REQUIRED WORK: Give the data below again exactly as written, without its pictures.

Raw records
----------------------------------------
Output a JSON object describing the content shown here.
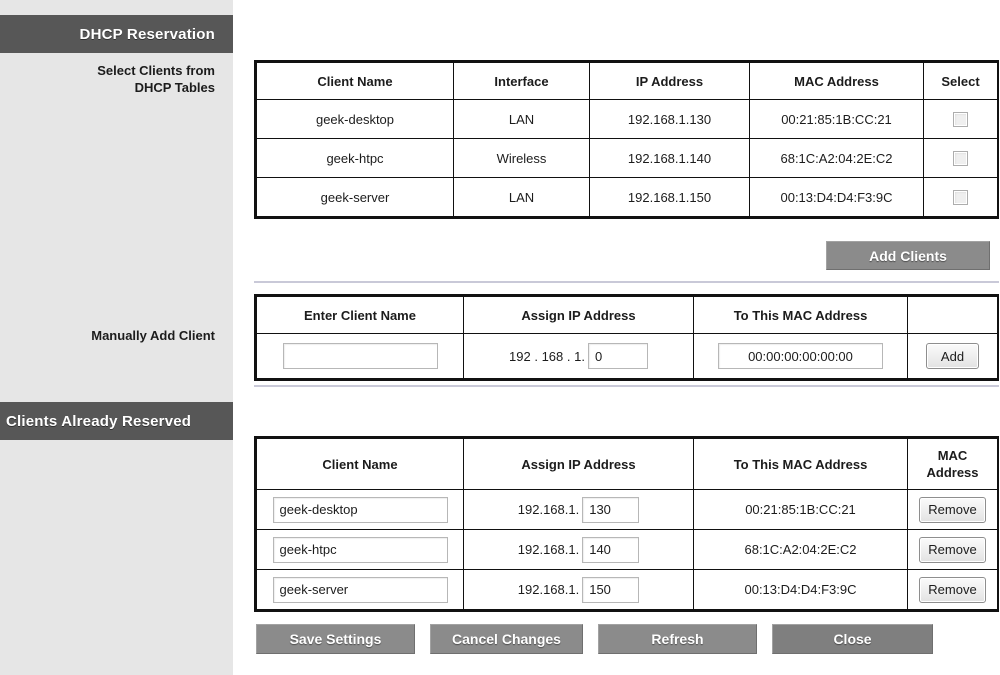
{
  "sidebar": {
    "section_dhcp_title": "DHCP Reservation",
    "section_reserved_title": "Clients Already Reserved",
    "label_select_clients_line1": "Select Clients from",
    "label_select_clients_line2": "DHCP Tables",
    "label_manually_add": "Manually Add Client"
  },
  "dhcp_table": {
    "headers": [
      "Client Name",
      "Interface",
      "IP Address",
      "MAC Address",
      "Select"
    ],
    "rows": [
      {
        "client_name": "geek-desktop",
        "interface": "LAN",
        "ip": "192.168.1.130",
        "mac": "00:21:85:1B:CC:21",
        "selected": false
      },
      {
        "client_name": "geek-htpc",
        "interface": "Wireless",
        "ip": "192.168.1.140",
        "mac": "68:1C:A2:04:2E:C2",
        "selected": false
      },
      {
        "client_name": "geek-server",
        "interface": "LAN",
        "ip": "192.168.1.150",
        "mac": "00:13:D4:D4:F3:9C",
        "selected": false
      }
    ]
  },
  "add_clients_button": "Add Clients",
  "manual_table": {
    "headers": [
      "Enter Client Name",
      "Assign IP Address",
      "To This MAC Address",
      ""
    ],
    "row": {
      "client_name_value": "",
      "client_name_placeholder": "",
      "ip_prefix": "192 . 168 . 1.",
      "ip_last_octet": "0",
      "mac_value": "00:00:00:00:00:00",
      "add_button": "Add"
    }
  },
  "reserved_table": {
    "headers": [
      "Client Name",
      "Assign IP Address",
      "To This MAC Address",
      "MAC Address"
    ],
    "header_mac_line1": "MAC",
    "header_mac_line2": "Address",
    "rows": [
      {
        "client_name": "geek-desktop",
        "ip_prefix": "192.168.1.",
        "ip_last_octet": "130",
        "mac": "00:21:85:1B:CC:21",
        "remove_label": "Remove"
      },
      {
        "client_name": "geek-htpc",
        "ip_prefix": "192.168.1.",
        "ip_last_octet": "140",
        "mac": "68:1C:A2:04:2E:C2",
        "remove_label": "Remove"
      },
      {
        "client_name": "geek-server",
        "ip_prefix": "192.168.1.",
        "ip_last_octet": "150",
        "mac": "00:13:D4:D4:F3:9C",
        "remove_label": "Remove"
      }
    ]
  },
  "footer_buttons": {
    "save": "Save Settings",
    "cancel": "Cancel Changes",
    "refresh": "Refresh",
    "close": "Close"
  },
  "colors": {
    "section_header_bg": "#575757",
    "sidebar_bg": "#e6e6e6",
    "button_gray": "#8b8b8b",
    "button_close_gray": "#7f7f7f",
    "divider": "#c9c9d8",
    "table_border": "#111111"
  }
}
----------------------------------------
THE SOLUTION:
Output a JSON object describing the content shown here.
{
  "sidebar": {
    "section_dhcp_title": "DHCP Reservation",
    "section_reserved_title": "Clients Already Reserved",
    "label_select_clients_line1": "Select Clients from",
    "label_select_clients_line2": "DHCP Tables",
    "label_manually_add": "Manually Add Client"
  },
  "dhcp_table": {
    "headers": [
      "Client Name",
      "Interface",
      "IP Address",
      "MAC Address",
      "Select"
    ],
    "rows": [
      {
        "client_name": "geek-desktop",
        "interface": "LAN",
        "ip": "192.168.1.130",
        "mac": "00:21:85:1B:CC:21",
        "selected": false
      },
      {
        "client_name": "geek-htpc",
        "interface": "Wireless",
        "ip": "192.168.1.140",
        "mac": "68:1C:A2:04:2E:C2",
        "selected": false
      },
      {
        "client_name": "geek-server",
        "interface": "LAN",
        "ip": "192.168.1.150",
        "mac": "00:13:D4:D4:F3:9C",
        "selected": false
      }
    ]
  },
  "add_clients_button": "Add Clients",
  "manual_table": {
    "headers": [
      "Enter Client Name",
      "Assign IP Address",
      "To This MAC Address",
      ""
    ],
    "row": {
      "client_name_value": "",
      "client_name_placeholder": "",
      "ip_prefix": "192 . 168 . 1.",
      "ip_last_octet": "0",
      "mac_value": "00:00:00:00:00:00",
      "add_button": "Add"
    }
  },
  "reserved_table": {
    "headers": [
      "Client Name",
      "Assign IP Address",
      "To This MAC Address",
      "MAC Address"
    ],
    "header_mac_line1": "MAC",
    "header_mac_line2": "Address",
    "rows": [
      {
        "client_name": "geek-desktop",
        "ip_prefix": "192.168.1.",
        "ip_last_octet": "130",
        "mac": "00:21:85:1B:CC:21",
        "remove_label": "Remove"
      },
      {
        "client_name": "geek-htpc",
        "ip_prefix": "192.168.1.",
        "ip_last_octet": "140",
        "mac": "68:1C:A2:04:2E:C2",
        "remove_label": "Remove"
      },
      {
        "client_name": "geek-server",
        "ip_prefix": "192.168.1.",
        "ip_last_octet": "150",
        "mac": "00:13:D4:D4:F3:9C",
        "remove_label": "Remove"
      }
    ]
  },
  "footer_buttons": {
    "save": "Save Settings",
    "cancel": "Cancel Changes",
    "refresh": "Refresh",
    "close": "Close"
  },
  "colors": {
    "section_header_bg": "#575757",
    "sidebar_bg": "#e6e6e6",
    "button_gray": "#8b8b8b",
    "button_close_gray": "#7f7f7f",
    "divider": "#c9c9d8",
    "table_border": "#111111"
  }
}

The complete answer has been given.